Work instructions
Omit any picture, and return the remaining data exactly as written.

* BEGIN Listing *

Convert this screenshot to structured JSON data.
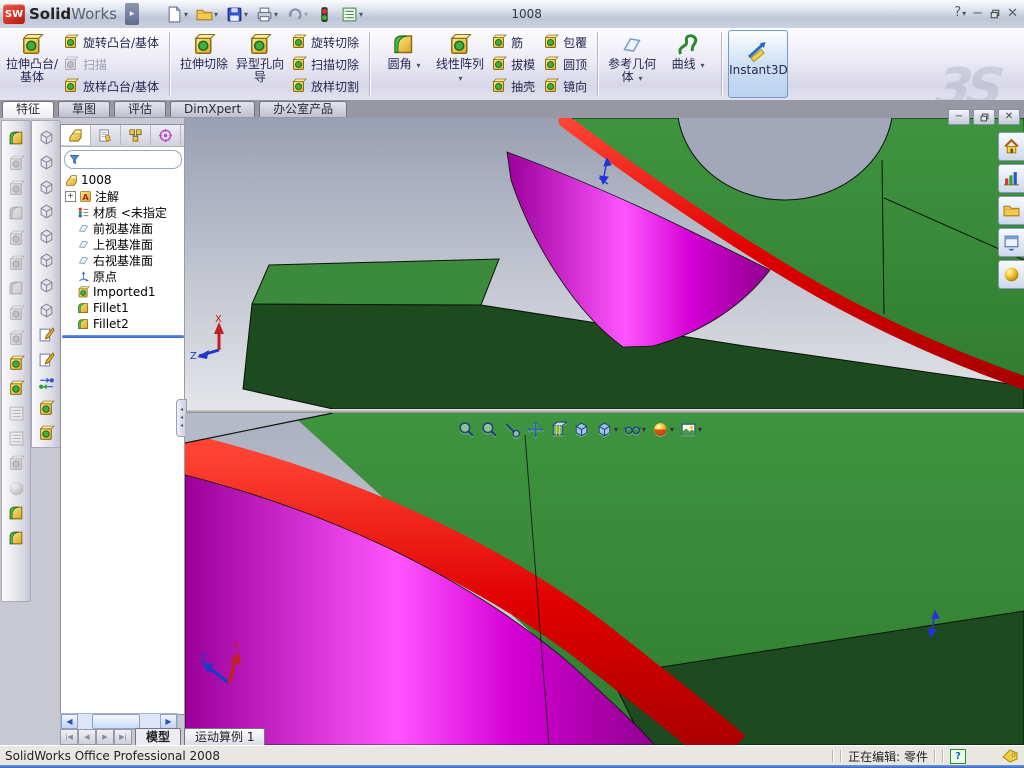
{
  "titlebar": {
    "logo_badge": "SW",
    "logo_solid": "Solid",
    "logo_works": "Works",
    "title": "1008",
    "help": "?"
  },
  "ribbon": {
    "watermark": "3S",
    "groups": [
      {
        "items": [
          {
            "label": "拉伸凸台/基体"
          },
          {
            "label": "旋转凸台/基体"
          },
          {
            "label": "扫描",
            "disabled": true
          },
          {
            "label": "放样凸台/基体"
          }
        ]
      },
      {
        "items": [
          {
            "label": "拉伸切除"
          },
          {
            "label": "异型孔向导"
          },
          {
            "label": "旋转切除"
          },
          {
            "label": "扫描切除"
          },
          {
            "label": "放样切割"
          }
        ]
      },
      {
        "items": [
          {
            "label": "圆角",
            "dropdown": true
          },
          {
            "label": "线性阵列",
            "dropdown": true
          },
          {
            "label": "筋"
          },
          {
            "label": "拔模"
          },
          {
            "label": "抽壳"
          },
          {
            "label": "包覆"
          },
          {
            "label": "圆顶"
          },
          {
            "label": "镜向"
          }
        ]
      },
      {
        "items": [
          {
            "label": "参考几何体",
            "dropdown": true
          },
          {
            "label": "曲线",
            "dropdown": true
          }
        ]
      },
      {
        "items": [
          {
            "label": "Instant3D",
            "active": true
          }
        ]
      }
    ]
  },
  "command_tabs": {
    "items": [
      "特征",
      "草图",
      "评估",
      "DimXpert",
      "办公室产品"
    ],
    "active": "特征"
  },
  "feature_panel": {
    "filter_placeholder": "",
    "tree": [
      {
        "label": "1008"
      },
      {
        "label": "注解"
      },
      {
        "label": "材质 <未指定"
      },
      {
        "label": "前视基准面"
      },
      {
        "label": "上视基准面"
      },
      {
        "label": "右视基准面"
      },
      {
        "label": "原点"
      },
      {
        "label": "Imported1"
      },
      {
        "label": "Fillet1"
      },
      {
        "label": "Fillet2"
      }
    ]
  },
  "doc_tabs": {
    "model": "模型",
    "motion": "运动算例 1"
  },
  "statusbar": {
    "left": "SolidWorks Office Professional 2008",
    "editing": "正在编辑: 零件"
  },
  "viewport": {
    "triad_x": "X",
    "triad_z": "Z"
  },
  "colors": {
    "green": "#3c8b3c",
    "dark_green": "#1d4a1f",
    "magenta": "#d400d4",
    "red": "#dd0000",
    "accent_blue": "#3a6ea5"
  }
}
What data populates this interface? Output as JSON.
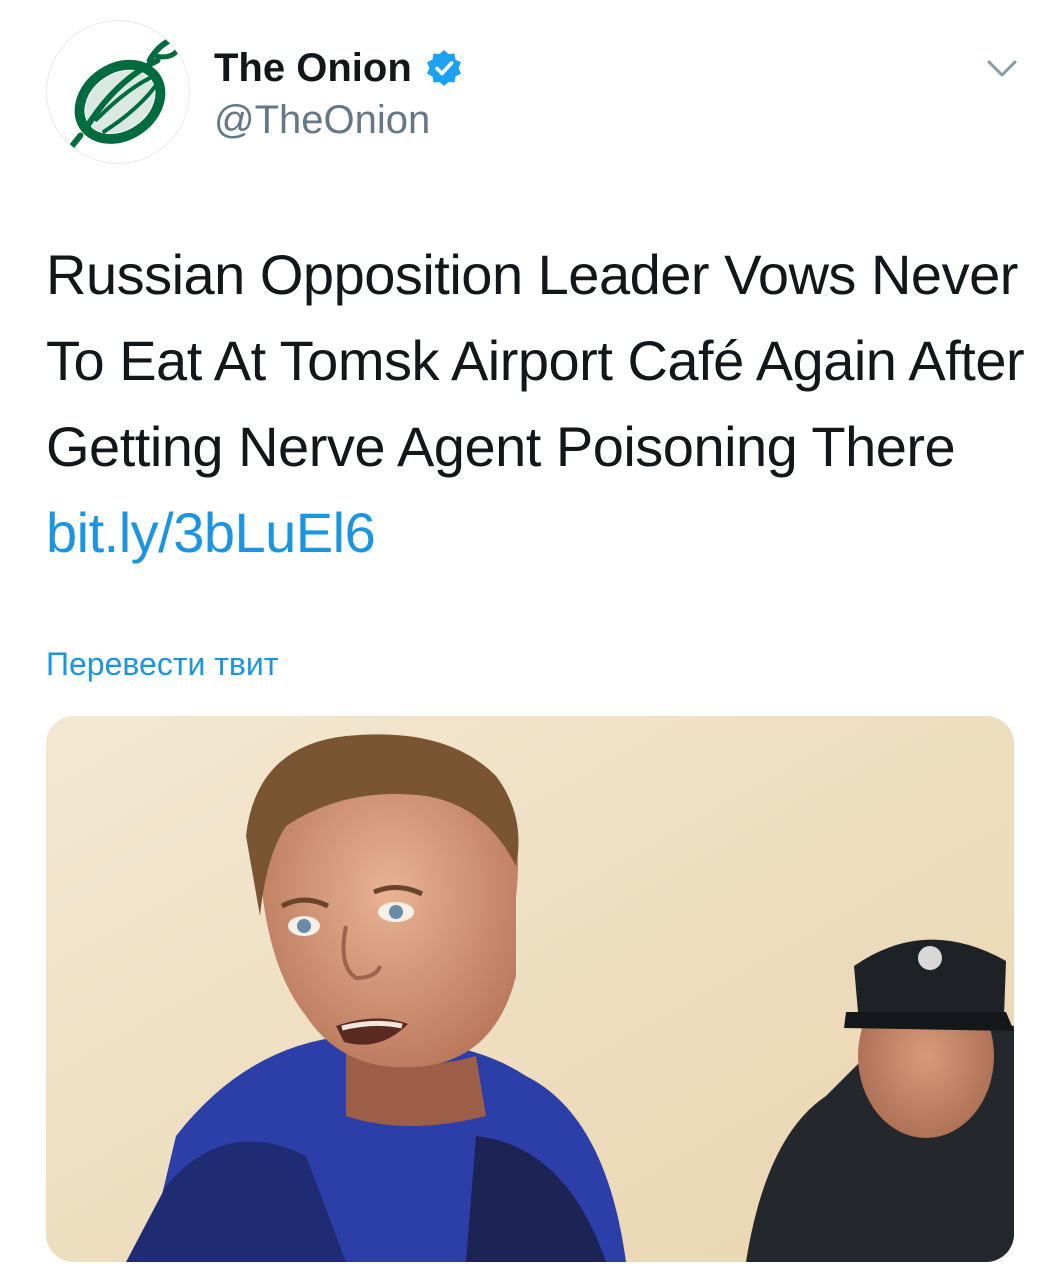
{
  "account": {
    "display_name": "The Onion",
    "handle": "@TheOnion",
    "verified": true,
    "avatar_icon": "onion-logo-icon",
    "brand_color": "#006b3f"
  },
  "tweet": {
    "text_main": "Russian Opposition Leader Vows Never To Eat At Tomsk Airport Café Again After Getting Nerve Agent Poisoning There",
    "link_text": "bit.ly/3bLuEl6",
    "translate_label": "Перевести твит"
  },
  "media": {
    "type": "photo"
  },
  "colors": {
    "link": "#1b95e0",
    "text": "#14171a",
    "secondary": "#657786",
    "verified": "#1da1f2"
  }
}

* END Listing *

Response to the exercise
Convert this screenshot to structured JSON data.
{
  "titlebar": {
    "logo_badge": "SW",
    "logo_solid": "Solid",
    "logo_works": "Works",
    "title": "1008",
    "help": "?"
  },
  "ribbon": {
    "watermark": "3S",
    "groups": [
      {
        "items": [
          {
            "label": "拉伸凸台/基体"
          },
          {
            "label": "旋转凸台/基体"
          },
          {
            "label": "扫描",
            "disabled": true
          },
          {
            "label": "放样凸台/基体"
          }
        ]
      },
      {
        "items": [
          {
            "label": "拉伸切除"
          },
          {
            "label": "异型孔向导"
          },
          {
            "label": "旋转切除"
          },
          {
            "label": "扫描切除"
          },
          {
            "label": "放样切割"
          }
        ]
      },
      {
        "items": [
          {
            "label": "圆角",
            "dropdown": true
          },
          {
            "label": "线性阵列",
            "dropdown": true
          },
          {
            "label": "筋"
          },
          {
            "label": "拔模"
          },
          {
            "label": "抽壳"
          },
          {
            "label": "包覆"
          },
          {
            "label": "圆顶"
          },
          {
            "label": "镜向"
          }
        ]
      },
      {
        "items": [
          {
            "label": "参考几何体",
            "dropdown": true
          },
          {
            "label": "曲线",
            "dropdown": true
          }
        ]
      },
      {
        "items": [
          {
            "label": "Instant3D",
            "active": true
          }
        ]
      }
    ]
  },
  "command_tabs": {
    "items": [
      "特征",
      "草图",
      "评估",
      "DimXpert",
      "办公室产品"
    ],
    "active": "特征"
  },
  "feature_panel": {
    "filter_placeholder": "",
    "tree": [
      {
        "label": "1008"
      },
      {
        "label": "注解"
      },
      {
        "label": "材质 <未指定"
      },
      {
        "label": "前视基准面"
      },
      {
        "label": "上视基准面"
      },
      {
        "label": "右视基准面"
      },
      {
        "label": "原点"
      },
      {
        "label": "Imported1"
      },
      {
        "label": "Fillet1"
      },
      {
        "label": "Fillet2"
      }
    ]
  },
  "doc_tabs": {
    "model": "模型",
    "motion": "运动算例 1"
  },
  "statusbar": {
    "left": "SolidWorks Office Professional 2008",
    "editing": "正在编辑: 零件"
  },
  "viewport": {
    "triad_x": "X",
    "triad_z": "Z"
  },
  "colors": {
    "green": "#3c8b3c",
    "dark_green": "#1d4a1f",
    "magenta": "#d400d4",
    "red": "#dd0000",
    "accent_blue": "#3a6ea5"
  }
}
What data populates this interface? Output as JSON.
{
  "account": {
    "display_name": "The Onion",
    "handle": "@TheOnion",
    "verified": true,
    "avatar_icon": "onion-logo-icon",
    "brand_color": "#006b3f"
  },
  "tweet": {
    "text_main": "Russian Opposition Leader Vows Never To Eat At Tomsk Airport Café Again After Getting Nerve Agent Poisoning There",
    "link_text": "bit.ly/3bLuEl6",
    "translate_label": "Перевести твит"
  },
  "media": {
    "type": "photo"
  },
  "colors": {
    "link": "#1b95e0",
    "text": "#14171a",
    "secondary": "#657786",
    "verified": "#1da1f2"
  }
}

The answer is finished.